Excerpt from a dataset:

+-------+

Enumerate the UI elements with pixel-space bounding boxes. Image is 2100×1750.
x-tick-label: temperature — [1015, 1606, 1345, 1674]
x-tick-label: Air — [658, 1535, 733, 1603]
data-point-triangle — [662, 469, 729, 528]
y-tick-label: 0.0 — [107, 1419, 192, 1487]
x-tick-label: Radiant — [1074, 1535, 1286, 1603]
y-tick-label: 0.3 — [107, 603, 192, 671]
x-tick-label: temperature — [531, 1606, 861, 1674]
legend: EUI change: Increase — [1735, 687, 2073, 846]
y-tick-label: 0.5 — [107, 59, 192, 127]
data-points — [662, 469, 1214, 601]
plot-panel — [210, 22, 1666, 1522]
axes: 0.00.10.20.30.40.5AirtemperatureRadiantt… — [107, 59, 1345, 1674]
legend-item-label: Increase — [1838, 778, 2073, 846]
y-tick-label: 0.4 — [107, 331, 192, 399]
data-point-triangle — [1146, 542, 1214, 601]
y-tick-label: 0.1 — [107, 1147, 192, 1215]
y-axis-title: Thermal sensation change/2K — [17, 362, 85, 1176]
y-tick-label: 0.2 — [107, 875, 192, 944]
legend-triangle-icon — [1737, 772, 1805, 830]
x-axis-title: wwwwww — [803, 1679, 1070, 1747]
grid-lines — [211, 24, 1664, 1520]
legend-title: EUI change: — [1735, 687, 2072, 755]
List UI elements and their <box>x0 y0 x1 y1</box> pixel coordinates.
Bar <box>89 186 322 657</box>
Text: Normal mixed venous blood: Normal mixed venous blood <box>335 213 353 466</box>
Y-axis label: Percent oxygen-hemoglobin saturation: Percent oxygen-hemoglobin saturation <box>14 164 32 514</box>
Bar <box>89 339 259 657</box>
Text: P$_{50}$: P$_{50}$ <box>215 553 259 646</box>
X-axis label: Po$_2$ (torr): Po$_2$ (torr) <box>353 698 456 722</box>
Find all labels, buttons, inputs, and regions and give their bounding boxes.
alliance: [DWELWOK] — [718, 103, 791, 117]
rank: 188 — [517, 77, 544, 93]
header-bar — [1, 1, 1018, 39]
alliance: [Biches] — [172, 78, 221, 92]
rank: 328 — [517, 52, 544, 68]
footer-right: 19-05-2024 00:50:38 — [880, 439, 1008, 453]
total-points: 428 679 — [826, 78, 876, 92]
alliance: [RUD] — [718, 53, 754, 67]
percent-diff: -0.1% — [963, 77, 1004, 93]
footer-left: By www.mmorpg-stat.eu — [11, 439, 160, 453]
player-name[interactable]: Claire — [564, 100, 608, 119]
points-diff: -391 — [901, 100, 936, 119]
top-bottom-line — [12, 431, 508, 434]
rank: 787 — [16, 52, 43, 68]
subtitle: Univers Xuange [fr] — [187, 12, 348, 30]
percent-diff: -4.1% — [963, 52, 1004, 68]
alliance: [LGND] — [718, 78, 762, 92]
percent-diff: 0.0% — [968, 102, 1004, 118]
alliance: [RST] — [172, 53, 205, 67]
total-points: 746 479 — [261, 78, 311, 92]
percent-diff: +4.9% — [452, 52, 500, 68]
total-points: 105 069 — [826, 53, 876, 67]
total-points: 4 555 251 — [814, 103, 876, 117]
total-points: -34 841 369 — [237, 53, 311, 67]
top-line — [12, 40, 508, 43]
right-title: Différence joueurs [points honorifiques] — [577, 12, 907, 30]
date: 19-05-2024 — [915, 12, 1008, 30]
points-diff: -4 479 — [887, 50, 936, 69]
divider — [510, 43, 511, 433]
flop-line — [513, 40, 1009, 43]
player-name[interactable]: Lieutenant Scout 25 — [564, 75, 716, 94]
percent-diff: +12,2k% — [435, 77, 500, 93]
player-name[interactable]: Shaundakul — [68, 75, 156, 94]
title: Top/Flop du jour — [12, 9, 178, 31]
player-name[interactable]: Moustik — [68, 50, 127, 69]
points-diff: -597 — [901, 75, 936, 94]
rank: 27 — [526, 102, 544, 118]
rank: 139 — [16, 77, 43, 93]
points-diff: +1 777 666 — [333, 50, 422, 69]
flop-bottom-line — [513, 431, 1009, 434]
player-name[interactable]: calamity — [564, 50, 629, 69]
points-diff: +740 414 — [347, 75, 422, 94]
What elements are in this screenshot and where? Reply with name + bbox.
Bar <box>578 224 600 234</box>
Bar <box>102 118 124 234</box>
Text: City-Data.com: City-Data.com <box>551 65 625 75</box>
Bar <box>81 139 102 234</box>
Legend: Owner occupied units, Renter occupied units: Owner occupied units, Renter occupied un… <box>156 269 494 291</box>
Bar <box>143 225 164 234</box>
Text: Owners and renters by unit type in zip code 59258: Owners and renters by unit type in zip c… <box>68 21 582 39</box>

+-------+

Update the records above by replacing every instance of "percent-diff" with "percent-change". Reproduce all the records in full, with everything else unchanged.

(Full output):
Enumerate the UI elements with pixel-space bounding boxes. Image is 2100×1750.
x-tick-label: temperature — [1015, 1606, 1345, 1674]
x-tick-label: Air — [658, 1535, 733, 1603]
data-point-triangle — [662, 469, 729, 528]
y-tick-label: 0.0 — [107, 1419, 192, 1487]
x-tick-label: Radiant — [1074, 1535, 1286, 1603]
y-tick-label: 0.3 — [107, 603, 192, 671]
x-tick-label: temperature — [531, 1606, 861, 1674]
legend: EUI change: Increase — [1735, 687, 2073, 846]
y-tick-label: 0.5 — [107, 59, 192, 127]
data-points — [662, 469, 1214, 601]
plot-panel — [210, 22, 1666, 1522]
axes: 0.00.10.20.30.40.5AirtemperatureRadiantt… — [107, 59, 1345, 1674]
legend-item-label: Increase — [1838, 778, 2073, 846]
y-tick-label: 0.4 — [107, 331, 192, 399]
data-point-triangle — [1146, 542, 1214, 601]
y-tick-label: 0.1 — [107, 1147, 192, 1215]
y-axis-title: Thermal sensation change/2K — [17, 362, 85, 1176]
y-tick-label: 0.2 — [107, 875, 192, 944]
legend-triangle-icon — [1737, 772, 1805, 830]
x-axis-title: wwwwww — [803, 1679, 1070, 1747]
grid-lines — [211, 24, 1664, 1520]
legend-title: EUI change: — [1735, 687, 2072, 755]
List UI elements and their <box>x0 y0 x1 y1</box> pixel coordinates.
Bar <box>89 186 322 657</box>
Text: Normal mixed venous blood: Normal mixed venous blood <box>335 213 353 466</box>
Y-axis label: Percent oxygen-hemoglobin saturation: Percent oxygen-hemoglobin saturation <box>14 164 32 514</box>
Bar <box>89 339 259 657</box>
Text: P$_{50}$: P$_{50}$ <box>215 553 259 646</box>
X-axis label: Po$_2$ (torr): Po$_2$ (torr) <box>353 698 456 722</box>
Find all labels, buttons, inputs, and regions and give their bounding boxes.
alliance: [DWELWOK] — [718, 103, 791, 117]
rank: 188 — [517, 77, 544, 93]
header-bar — [1, 1, 1018, 39]
alliance: [Biches] — [172, 78, 221, 92]
rank: 328 — [517, 52, 544, 68]
footer-right: 19-05-2024 00:50:38 — [880, 439, 1008, 453]
total-points: 428 679 — [826, 78, 876, 92]
alliance: [RUD] — [718, 53, 754, 67]
percent-change: -0.1% — [963, 77, 1004, 93]
footer-left: By www.mmorpg-stat.eu — [11, 439, 160, 453]
player-name[interactable]: Claire — [564, 100, 608, 119]
points-diff: -391 — [901, 100, 936, 119]
top-bottom-line — [12, 431, 508, 434]
rank: 787 — [16, 52, 43, 68]
subtitle: Univers Xuange [fr] — [187, 12, 348, 30]
percent-change: -4.1% — [963, 52, 1004, 68]
alliance: [LGND] — [718, 78, 762, 92]
percent-change: 0.0% — [968, 102, 1004, 118]
alliance: [RST] — [172, 53, 205, 67]
total-points: 746 479 — [261, 78, 311, 92]
percent-change: +4.9% — [452, 52, 500, 68]
total-points: 105 069 — [826, 53, 876, 67]
total-points: 4 555 251 — [814, 103, 876, 117]
total-points: -34 841 369 — [237, 53, 311, 67]
top-line — [12, 40, 508, 43]
right-title: Différence joueurs [points honorifiques] — [577, 12, 907, 30]
date: 19-05-2024 — [915, 12, 1008, 30]
points-diff: -4 479 — [887, 50, 936, 69]
divider — [510, 43, 511, 433]
flop-line — [513, 40, 1009, 43]
player-name[interactable]: Lieutenant Scout 25 — [564, 75, 716, 94]
percent-change: +12,2k% — [435, 77, 500, 93]
player-name[interactable]: Shaundakul — [68, 75, 156, 94]
title: Top/Flop du jour — [12, 9, 178, 31]
player-name[interactable]: Moustik — [68, 50, 127, 69]
points-diff: -597 — [901, 75, 936, 94]
rank: 27 — [526, 102, 544, 118]
rank: 139 — [16, 77, 43, 93]
points-diff: +1 777 666 — [333, 50, 422, 69]
flop-bottom-line — [513, 431, 1009, 434]
player-name[interactable]: calamity — [564, 50, 629, 69]
points-diff: +740 414 — [347, 75, 422, 94]
What elements are in this screenshot and where? Reply with name + bbox.
Bar <box>578 224 600 234</box>
Bar <box>102 118 124 234</box>
Text: City-Data.com: City-Data.com <box>551 65 625 75</box>
Bar <box>81 139 102 234</box>
Legend: Owner occupied units, Renter occupied units: Owner occupied units, Renter occupied un… <box>156 269 494 291</box>
Bar <box>143 225 164 234</box>
Text: Owners and renters by unit type in zip code 59258: Owners and renters by unit type in zip c… <box>68 21 582 39</box>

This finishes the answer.